WRITTEN PROBLEM =>
All of the entries must be reproduced exactly, with no images carried over.

--- Begin DATA SHOWN ---

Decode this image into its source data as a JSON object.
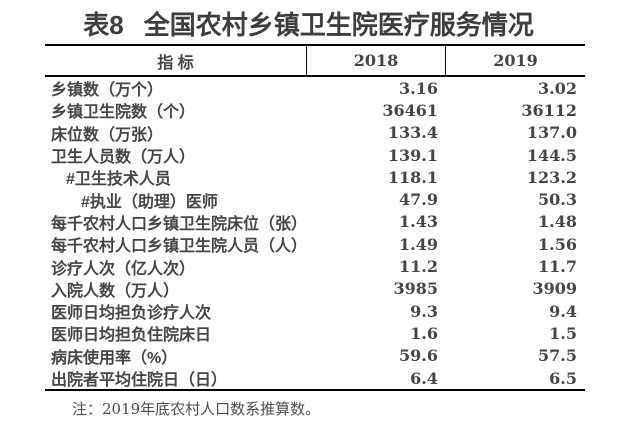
{
  "title": {
    "prefix": "表8",
    "text": "全国农村乡镇卫生院医疗服务情况"
  },
  "table": {
    "columns": [
      "指 标",
      "2018",
      "2019"
    ],
    "rows": [
      {
        "label": "乡镇数（万个）",
        "y2018": "3.16",
        "y2019": "3.02"
      },
      {
        "label": "乡镇卫生院数（个）",
        "y2018": "36461",
        "y2019": "36112"
      },
      {
        "label": "床位数（万张）",
        "y2018": "133.4",
        "y2019": "137.0"
      },
      {
        "label": "卫生人员数（万人）",
        "y2018": "139.1",
        "y2019": "144.5"
      },
      {
        "label": "#卫生技术人员",
        "y2018": "118.1",
        "y2019": "123.2"
      },
      {
        "label": "#执业（助理）医师",
        "y2018": "47.9",
        "y2019": "50.3"
      },
      {
        "label": "每千农村人口乡镇卫生院床位（张）",
        "y2018": "1.43",
        "y2019": "1.48"
      },
      {
        "label": "每千农村人口乡镇卫生院人员（人）",
        "y2018": "1.49",
        "y2019": "1.56"
      },
      {
        "label": "诊疗人次（亿人次）",
        "y2018": "11.2",
        "y2019": "11.7"
      },
      {
        "label": "入院人数（万人）",
        "y2018": "3985",
        "y2019": "3909"
      },
      {
        "label": "医师日均担负诊疗人次",
        "y2018": "9.3",
        "y2019": "9.4"
      },
      {
        "label": "医师日均担负住院床日",
        "y2018": "1.6",
        "y2019": "1.5"
      },
      {
        "label": "病床使用率（%）",
        "y2018": "59.6",
        "y2019": "57.5"
      },
      {
        "label": "出院者平均住院日（日）",
        "y2018": "6.4",
        "y2019": "6.5"
      }
    ]
  },
  "note": "注：2019年底农村人口数系推算数。",
  "colors": {
    "background": "#ffffff",
    "title_text": "#3e3e3e",
    "body_text": "#464646",
    "note_text": "#4f4f4f",
    "border": "#000000"
  }
}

--- End DATA SHOWN ---

TASK SOLUTION =>
Decode this image into its source data as a JSON object.
{
  "title": {
    "prefix": "表8",
    "text": "全国农村乡镇卫生院医疗服务情况"
  },
  "table": {
    "columns": [
      "指 标",
      "2018",
      "2019"
    ],
    "rows": [
      {
        "label": "乡镇数（万个）",
        "y2018": "3.16",
        "y2019": "3.02"
      },
      {
        "label": "乡镇卫生院数（个）",
        "y2018": "36461",
        "y2019": "36112"
      },
      {
        "label": "床位数（万张）",
        "y2018": "133.4",
        "y2019": "137.0"
      },
      {
        "label": "卫生人员数（万人）",
        "y2018": "139.1",
        "y2019": "144.5"
      },
      {
        "label": "#卫生技术人员",
        "y2018": "118.1",
        "y2019": "123.2"
      },
      {
        "label": "#执业（助理）医师",
        "y2018": "47.9",
        "y2019": "50.3"
      },
      {
        "label": "每千农村人口乡镇卫生院床位（张）",
        "y2018": "1.43",
        "y2019": "1.48"
      },
      {
        "label": "每千农村人口乡镇卫生院人员（人）",
        "y2018": "1.49",
        "y2019": "1.56"
      },
      {
        "label": "诊疗人次（亿人次）",
        "y2018": "11.2",
        "y2019": "11.7"
      },
      {
        "label": "入院人数（万人）",
        "y2018": "3985",
        "y2019": "3909"
      },
      {
        "label": "医师日均担负诊疗人次",
        "y2018": "9.3",
        "y2019": "9.4"
      },
      {
        "label": "医师日均担负住院床日",
        "y2018": "1.6",
        "y2019": "1.5"
      },
      {
        "label": "病床使用率（%）",
        "y2018": "59.6",
        "y2019": "57.5"
      },
      {
        "label": "出院者平均住院日（日）",
        "y2018": "6.4",
        "y2019": "6.5"
      }
    ]
  },
  "note": "注：2019年底农村人口数系推算数。",
  "colors": {
    "background": "#ffffff",
    "title_text": "#3e3e3e",
    "body_text": "#464646",
    "note_text": "#4f4f4f",
    "border": "#000000"
  }
}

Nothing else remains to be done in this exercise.